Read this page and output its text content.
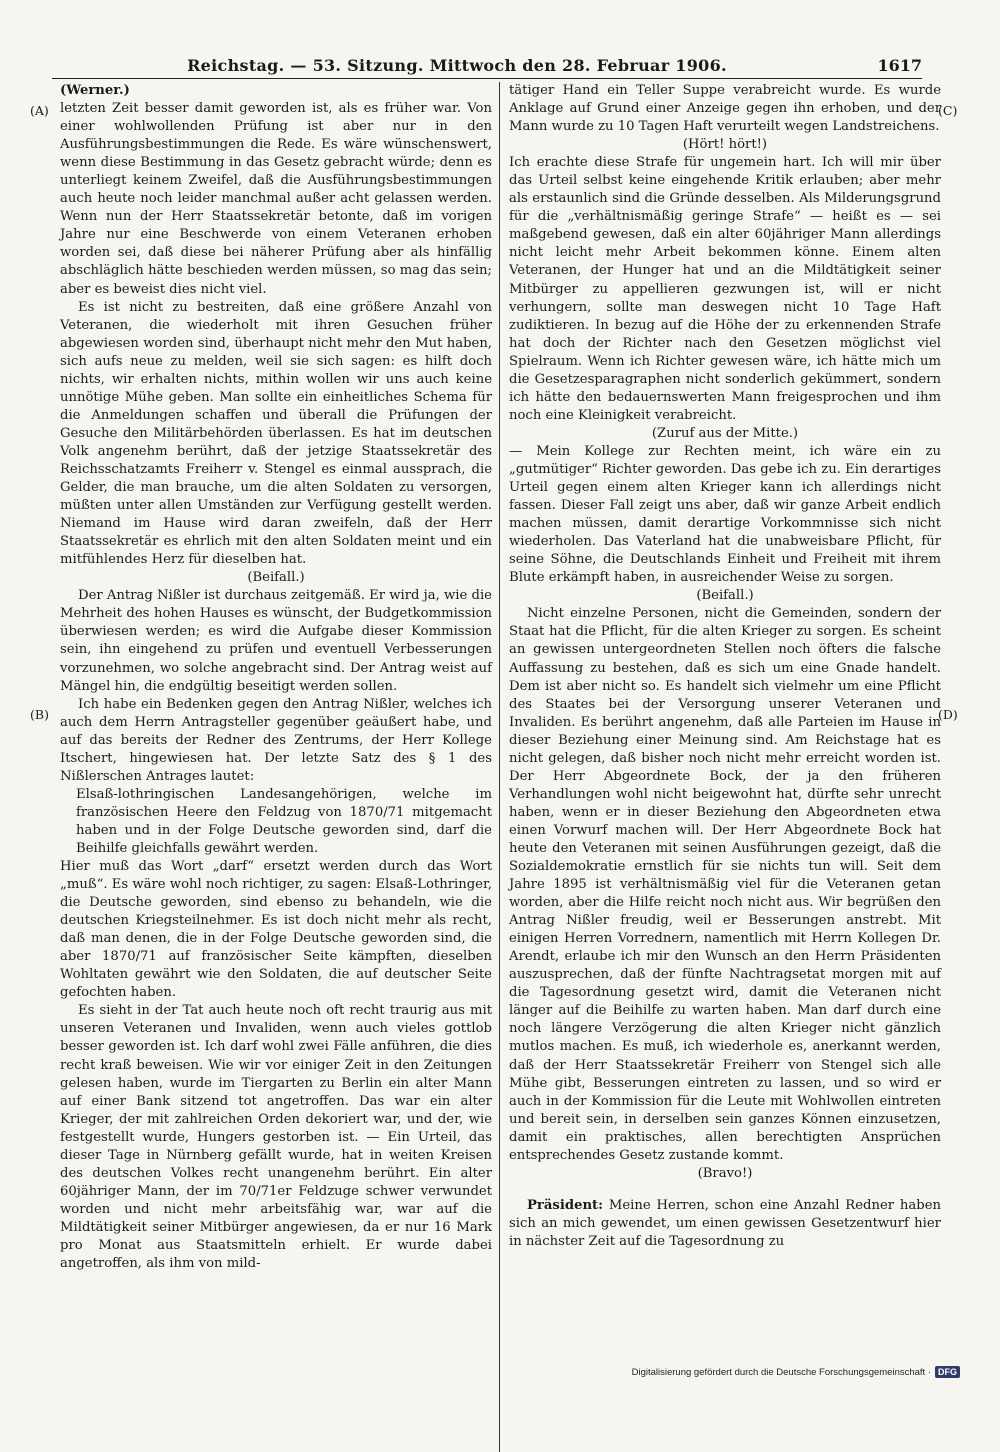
Reichstag. — 53. Sitzung. Mittwoch den 28. Februar 1906.	1617
(A)
(B)
(C)
(D)

(Werner.)

letzten Zeit besser damit geworden ist, als es früher war. Von einer wohlwollenden Prüfung ist aber nur in den Ausführungsbestimmungen die Rede. Es wäre wünschenswert, wenn diese Bestimmung in das Gesetz gebracht würde; denn es unterliegt keinem Zweifel, daß die Ausführungsbestimmungen auch heute noch leider manchmal außer acht gelassen werden. Wenn nun der Herr Staatssekretär betonte, daß im vorigen Jahre nur eine Beschwerde von einem Veteranen erhoben worden sei, daß diese bei näherer Prüfung aber als hinfällig abschläglich hätte beschieden werden müssen, so mag das sein; aber es beweist dies nicht viel.

Es ist nicht zu bestreiten, daß eine größere Anzahl von Veteranen, die wiederholt mit ihren Gesuchen früher abgewiesen worden sind, überhaupt nicht mehr den Mut haben, sich aufs neue zu melden, weil sie sich sagen: es hilft doch nichts, wir erhalten nichts, mithin wollen wir uns auch keine unnötige Mühe geben. Man sollte ein einheitliches Schema für die Anmeldungen schaffen und überall die Prüfungen der Gesuche den Militärbehörden überlassen. Es hat im deutschen Volk angenehm berührt, daß der jetzige Staatssekretär des Reichsschatzamts Freiherr v. Stengel es einmal aussprach, die Gelder, die man brauche, um die alten Soldaten zu versorgen, müßten unter allen Umständen zur Verfügung gestellt werden. Niemand im Hause wird daran zweifeln, daß der Herr Staatssekretär es ehrlich mit den alten Soldaten meint und ein mitfühlendes Herz für dieselben hat.

(Beifall.)

Der Antrag Nißler ist durchaus zeitgemäß. Er wird ja, wie die Mehrheit des hohen Hauses es wünscht, der Budgetkommission überwiesen werden; es wird die Aufgabe dieser Kommission sein, ihn eingehend zu prüfen und eventuell Verbesserungen vorzunehmen, wo solche angebracht sind. Der Antrag weist auf Mängel hin, die endgültig beseitigt werden sollen.

Ich habe ein Bedenken gegen den Antrag Nißler, welches ich auch dem Herrn Antragsteller gegenüber geäußert habe, und auf das bereits der Redner des Zentrums, der Herr Kollege Itschert, hingewiesen hat. Der letzte Satz des § 1 des Nißlerschen Antrages lautet:

Elsaß-lothringischen Landesangehörigen, welche im französischen Heere den Feldzug von 1870/71 mitgemacht haben und in der Folge Deutsche geworden sind, darf die Beihilfe gleichfalls gewährt werden.

Hier muß das Wort „darf“ ersetzt werden durch das Wort „muß“. Es wäre wohl noch richtiger, zu sagen: Elsaß-Lothringer, die Deutsche geworden, sind ebenso zu behandeln, wie die deutschen Kriegsteilnehmer. Es ist doch nicht mehr als recht, daß man denen, die in der Folge Deutsche geworden sind, die aber 1870/71 auf französischer Seite kämpften, dieselben Wohltaten gewährt wie den Soldaten, die auf deutscher Seite gefochten haben.

Es sieht in der Tat auch heute noch oft recht traurig aus mit unseren Veteranen und Invaliden, wenn auch vieles gottlob besser geworden ist. Ich darf wohl zwei Fälle anführen, die dies recht kraß beweisen. Wie wir vor einiger Zeit in den Zeitungen gelesen haben, wurde im Tiergarten zu Berlin ein alter Mann auf einer Bank sitzend tot angetroffen. Das war ein alter Krieger, der mit zahlreichen Orden dekoriert war, und der, wie festgestellt wurde, Hungers gestorben ist. — Ein Urteil, das dieser Tage in Nürnberg gefällt wurde, hat in weiten Kreisen des deutschen Volkes recht unangenehm berührt. Ein alter 60jähriger Mann, der im 70/71er Feldzuge schwer verwundet worden und nicht mehr arbeitsfähig war, war auf die Mildtätigkeit seiner Mitbürger angewiesen, da er nur 16 Mark pro Monat aus Staatsmitteln erhielt. Er wurde dabei angetroffen, als ihm von mild-

tätiger Hand ein Teller Suppe verabreicht wurde. Es wurde Anklage auf Grund einer Anzeige gegen ihn erhoben, und der Mann wurde zu 10 Tagen Haft verurteilt wegen Landstreichens.

(Hört! hört!)

Ich erachte diese Strafe für ungemein hart. Ich will mir über das Urteil selbst keine eingehende Kritik erlauben; aber mehr als erstaunlich sind die Gründe desselben. Als Milderungsgrund für die „verhältnismäßig geringe Strafe“ — heißt es — sei maßgebend gewesen, daß ein alter 60jähriger Mann allerdings nicht leicht mehr Arbeit bekommen könne. Einem alten Veteranen, der Hunger hat und an die Mildtätigkeit seiner Mitbürger zu appellieren gezwungen ist, will er nicht verhungern, sollte man deswegen nicht 10 Tage Haft zudiktieren. In bezug auf die Höhe der zu erkennenden Strafe hat doch der Richter nach den Gesetzen möglichst viel Spielraum. Wenn ich Richter gewesen wäre, ich hätte mich um die Gesetzesparagraphen nicht sonderlich gekümmert, sondern ich hätte den bedauernswerten Mann freigesprochen und ihm noch eine Kleinigkeit verabreicht.

(Zuruf aus der Mitte.)

— Mein Kollege zur Rechten meint, ich wäre ein zu „gutmütiger“ Richter geworden. Das gebe ich zu. Ein derartiges Urteil gegen einem alten Krieger kann ich allerdings nicht fassen. Dieser Fall zeigt uns aber, daß wir ganze Arbeit endlich machen müssen, damit derartige Vorkommnisse sich nicht wiederholen. Das Vaterland hat die unabweisbare Pflicht, für seine Söhne, die Deutschlands Einheit und Freiheit mit ihrem Blute erkämpft haben, in ausreichender Weise zu sorgen.

(Beifall.)

Nicht einzelne Personen, nicht die Gemeinden, sondern der Staat hat die Pflicht, für die alten Krieger zu sorgen. Es scheint an gewissen untergeordneten Stellen noch öfters die falsche Auffassung zu bestehen, daß es sich um eine Gnade handelt. Dem ist aber nicht so. Es handelt sich vielmehr um eine Pflicht des Staates bei der Versorgung unserer Veteranen und Invaliden. Es berührt angenehm, daß alle Parteien im Hause in dieser Beziehung einer Meinung sind. Am Reichstage hat es nicht gelegen, daß bisher noch nicht mehr erreicht worden ist. Der Herr Abgeordnete Bock, der ja den früheren Verhandlungen wohl nicht beigewohnt hat, dürfte sehr unrecht haben, wenn er in dieser Beziehung den Abgeordneten etwa einen Vorwurf machen will. Der Herr Abgeordnete Bock hat heute den Veteranen mit seinen Ausführungen gezeigt, daß die Sozialdemokratie ernstlich für sie nichts tun will. Seit dem Jahre 1895 ist verhältnismäßig viel für die Veteranen getan worden, aber die Hilfe reicht noch nicht aus. Wir begrüßen den Antrag Nißler freudig, weil er Besserungen anstrebt. Mit einigen Herren Vorrednern, namentlich mit Herrn Kollegen Dr. Arendt, erlaube ich mir den Wunsch an den Herrn Präsidenten auszusprechen, daß der fünfte Nachtragsetat morgen mit auf die Tagesordnung gesetzt wird, damit die Veteranen nicht länger auf die Beihilfe zu warten haben. Man darf durch eine noch längere Verzögerung die alten Krieger nicht gänzlich mutlos machen. Es muß, ich wiederhole es, anerkannt werden, daß der Herr Staatssekretär Freiherr von Stengel sich alle Mühe gibt, Besserungen eintreten zu lassen, und so wird er auch in der Kommission für die Leute mit Wohlwollen eintreten und bereit sein, in derselben sein ganzes Können einzusetzen, damit ein praktisches, allen berechtigten Ansprüchen entsprechendes Gesetz zustande kommt.

(Bravo!)

Präsident: Meine Herren, schon eine Anzahl Redner haben sich an mich gewendet, um einen gewissen Gesetzentwurf hier in nächster Zeit auf die Tagesordnung zu

Digitalisierung gefördert durch die Deutsche Forschungsgemeinschaft · DFG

------------------------

*WORK TO COMPLETE:*
All of the entries above should be copied exactly, except for the pictures.

*ANSWER BELOW:*
Read this page and output its text content.
Reichstag. — 53. Sitzung. Mittwoch den 28. Februar 1906.	1617
(A)
(B)
(C)
(D)

(Werner.)

letzten Zeit besser damit geworden ist, als es früher war. Von einer wohlwollenden Prüfung ist aber nur in den Ausführungsbestimmungen die Rede. Es wäre wünschenswert, wenn diese Bestimmung in das Gesetz gebracht würde; denn es unterliegt keinem Zweifel, daß die Ausführungsbestimmungen auch heute noch leider manchmal außer acht gelassen werden. Wenn nun der Herr Staatssekretär betonte, daß im vorigen Jahre nur eine Beschwerde von einem Veteranen erhoben worden sei, daß diese bei näherer Prüfung aber als hinfällig abschläglich hätte beschieden werden müssen, so mag das sein; aber es beweist dies nicht viel.

Es ist nicht zu bestreiten, daß eine größere Anzahl von Veteranen, die wiederholt mit ihren Gesuchen früher abgewiesen worden sind, überhaupt nicht mehr den Mut haben, sich aufs neue zu melden, weil sie sich sagen: es hilft doch nichts, wir erhalten nichts, mithin wollen wir uns auch keine unnötige Mühe geben. Man sollte ein einheitliches Schema für die Anmeldungen schaffen und überall die Prüfungen der Gesuche den Militärbehörden überlassen. Es hat im deutschen Volk angenehm berührt, daß der jetzige Staatssekretär des Reichsschatzamts Freiherr v. Stengel es einmal aussprach, die Gelder, die man brauche, um die alten Soldaten zu versorgen, müßten unter allen Umständen zur Verfügung gestellt werden. Niemand im Hause wird daran zweifeln, daß der Herr Staatssekretär es ehrlich mit den alten Soldaten meint und ein mitfühlendes Herz für dieselben hat.

(Beifall.)

Der Antrag Nißler ist durchaus zeitgemäß. Er wird ja, wie die Mehrheit des hohen Hauses es wünscht, der Budgetkommission überwiesen werden; es wird die Aufgabe dieser Kommission sein, ihn eingehend zu prüfen und eventuell Verbesserungen vorzunehmen, wo solche angebracht sind. Der Antrag weist auf Mängel hin, die endgültig beseitigt werden sollen.

Ich habe ein Bedenken gegen den Antrag Nißler, welches ich auch dem Herrn Antragsteller gegenüber geäußert habe, und auf das bereits der Redner des Zentrums, der Herr Kollege Itschert, hingewiesen hat. Der letzte Satz des § 1 des Nißlerschen Antrages lautet:

Elsaß-lothringischen Landesangehörigen, welche im französischen Heere den Feldzug von 1870/71 mitgemacht haben und in der Folge Deutsche geworden sind, darf die Beihilfe gleichfalls gewährt werden.

Hier muß das Wort „darf“ ersetzt werden durch das Wort „muß“. Es wäre wohl noch richtiger, zu sagen: Elsaß-Lothringer, die Deutsche geworden, sind ebenso zu behandeln, wie die deutschen Kriegsteilnehmer. Es ist doch nicht mehr als recht, daß man denen, die in der Folge Deutsche geworden sind, die aber 1870/71 auf französischer Seite kämpften, dieselben Wohltaten gewährt wie den Soldaten, die auf deutscher Seite gefochten haben.

Es sieht in der Tat auch heute noch oft recht traurig aus mit unseren Veteranen und Invaliden, wenn auch vieles gottlob besser geworden ist. Ich darf wohl zwei Fälle anführen, die dies recht kraß beweisen. Wie wir vor einiger Zeit in den Zeitungen gelesen haben, wurde im Tiergarten zu Berlin ein alter Mann auf einer Bank sitzend tot angetroffen. Das war ein alter Krieger, der mit zahlreichen Orden dekoriert war, und der, wie festgestellt wurde, Hungers gestorben ist. — Ein Urteil, das dieser Tage in Nürnberg gefällt wurde, hat in weiten Kreisen des deutschen Volkes recht unangenehm berührt. Ein alter 60jähriger Mann, der im 70/71er Feldzuge schwer verwundet worden und nicht mehr arbeitsfähig war, war auf die Mildtätigkeit seiner Mitbürger angewiesen, da er nur 16 Mark pro Monat aus Staatsmitteln erhielt. Er wurde dabei angetroffen, als ihm von mild-

tätiger Hand ein Teller Suppe verabreicht wurde. Es wurde Anklage auf Grund einer Anzeige gegen ihn erhoben, und der Mann wurde zu 10 Tagen Haft verurteilt wegen Landstreichens.

(Hört! hört!)

Ich erachte diese Strafe für ungemein hart. Ich will mir über das Urteil selbst keine eingehende Kritik erlauben; aber mehr als erstaunlich sind die Gründe desselben. Als Milderungsgrund für die „verhältnismäßig geringe Strafe“ — heißt es — sei maßgebend gewesen, daß ein alter 60jähriger Mann allerdings nicht leicht mehr Arbeit bekommen könne. Einem alten Veteranen, der Hunger hat und an die Mildtätigkeit seiner Mitbürger zu appellieren gezwungen ist, will er nicht verhungern, sollte man deswegen nicht 10 Tage Haft zudiktieren. In bezug auf die Höhe der zu erkennenden Strafe hat doch der Richter nach den Gesetzen möglichst viel Spielraum. Wenn ich Richter gewesen wäre, ich hätte mich um die Gesetzesparagraphen nicht sonderlich gekümmert, sondern ich hätte den bedauernswerten Mann freigesprochen und ihm noch eine Kleinigkeit verabreicht.

(Zuruf aus der Mitte.)

— Mein Kollege zur Rechten meint, ich wäre ein zu „gutmütiger“ Richter geworden. Das gebe ich zu. Ein derartiges Urteil gegen einem alten Krieger kann ich allerdings nicht fassen. Dieser Fall zeigt uns aber, daß wir ganze Arbeit endlich machen müssen, damit derartige Vorkommnisse sich nicht wiederholen. Das Vaterland hat die unabweisbare Pflicht, für seine Söhne, die Deutschlands Einheit und Freiheit mit ihrem Blute erkämpft haben, in ausreichender Weise zu sorgen.

(Beifall.)

Nicht einzelne Personen, nicht die Gemeinden, sondern der Staat hat die Pflicht, für die alten Krieger zu sorgen. Es scheint an gewissen untergeordneten Stellen noch öfters die falsche Auffassung zu bestehen, daß es sich um eine Gnade handelt. Dem ist aber nicht so. Es handelt sich vielmehr um eine Pflicht des Staates bei der Versorgung unserer Veteranen und Invaliden. Es berührt angenehm, daß alle Parteien im Hause in dieser Beziehung einer Meinung sind. Am Reichstage hat es nicht gelegen, daß bisher noch nicht mehr erreicht worden ist. Der Herr Abgeordnete Bock, der ja den früheren Verhandlungen wohl nicht beigewohnt hat, dürfte sehr unrecht haben, wenn er in dieser Beziehung den Abgeordneten etwa einen Vorwurf machen will. Der Herr Abgeordnete Bock hat heute den Veteranen mit seinen Ausführungen gezeigt, daß die Sozialdemokratie ernstlich für sie nichts tun will. Seit dem Jahre 1895 ist verhältnismäßig viel für die Veteranen getan worden, aber die Hilfe reicht noch nicht aus. Wir begrüßen den Antrag Nißler freudig, weil er Besserungen anstrebt. Mit einigen Herren Vorrednern, namentlich mit Herrn Kollegen Dr. Arendt, erlaube ich mir den Wunsch an den Herrn Präsidenten auszusprechen, daß der fünfte Nachtragsetat morgen mit auf die Tagesordnung gesetzt wird, damit die Veteranen nicht länger auf die Beihilfe zu warten haben. Man darf durch eine noch längere Verzögerung die alten Krieger nicht gänzlich mutlos machen. Es muß, ich wiederhole es, anerkannt werden, daß der Herr Staatssekretär Freiherr von Stengel sich alle Mühe gibt, Besserungen eintreten zu lassen, und so wird er auch in der Kommission für die Leute mit Wohlwollen eintreten und bereit sein, in derselben sein ganzes Können einzusetzen, damit ein praktisches, allen berechtigten Ansprüchen entsprechendes Gesetz zustande kommt.

(Bravo!)

Präsident: Meine Herren, schon eine Anzahl Redner haben sich an mich gewendet, um einen gewissen Gesetzentwurf hier in nächster Zeit auf die Tagesordnung zu

Digitalisierung gefördert durch die Deutsche Forschungsgemeinschaft · DFG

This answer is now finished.